▶ **TASK INSTRUCTIONS**: Tally up how many lines in the listing below contain the string "molarity", and give only the total.

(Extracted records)
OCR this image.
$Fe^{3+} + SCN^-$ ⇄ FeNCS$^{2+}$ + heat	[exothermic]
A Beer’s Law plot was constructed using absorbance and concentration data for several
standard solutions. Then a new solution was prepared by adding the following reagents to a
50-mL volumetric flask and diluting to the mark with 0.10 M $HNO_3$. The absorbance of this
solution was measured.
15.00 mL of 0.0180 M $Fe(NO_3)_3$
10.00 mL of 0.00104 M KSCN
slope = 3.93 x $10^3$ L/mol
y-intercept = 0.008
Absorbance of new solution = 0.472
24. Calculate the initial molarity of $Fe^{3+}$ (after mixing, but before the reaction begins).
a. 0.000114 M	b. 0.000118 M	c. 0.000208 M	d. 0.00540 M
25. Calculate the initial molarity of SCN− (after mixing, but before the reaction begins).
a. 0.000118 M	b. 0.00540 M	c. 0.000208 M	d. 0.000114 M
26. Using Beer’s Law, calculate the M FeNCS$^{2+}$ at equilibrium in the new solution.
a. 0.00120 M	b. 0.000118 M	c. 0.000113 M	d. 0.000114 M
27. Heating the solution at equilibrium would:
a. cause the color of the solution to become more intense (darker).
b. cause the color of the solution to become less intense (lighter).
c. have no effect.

▶ **REPLY TO THE TASK**: 2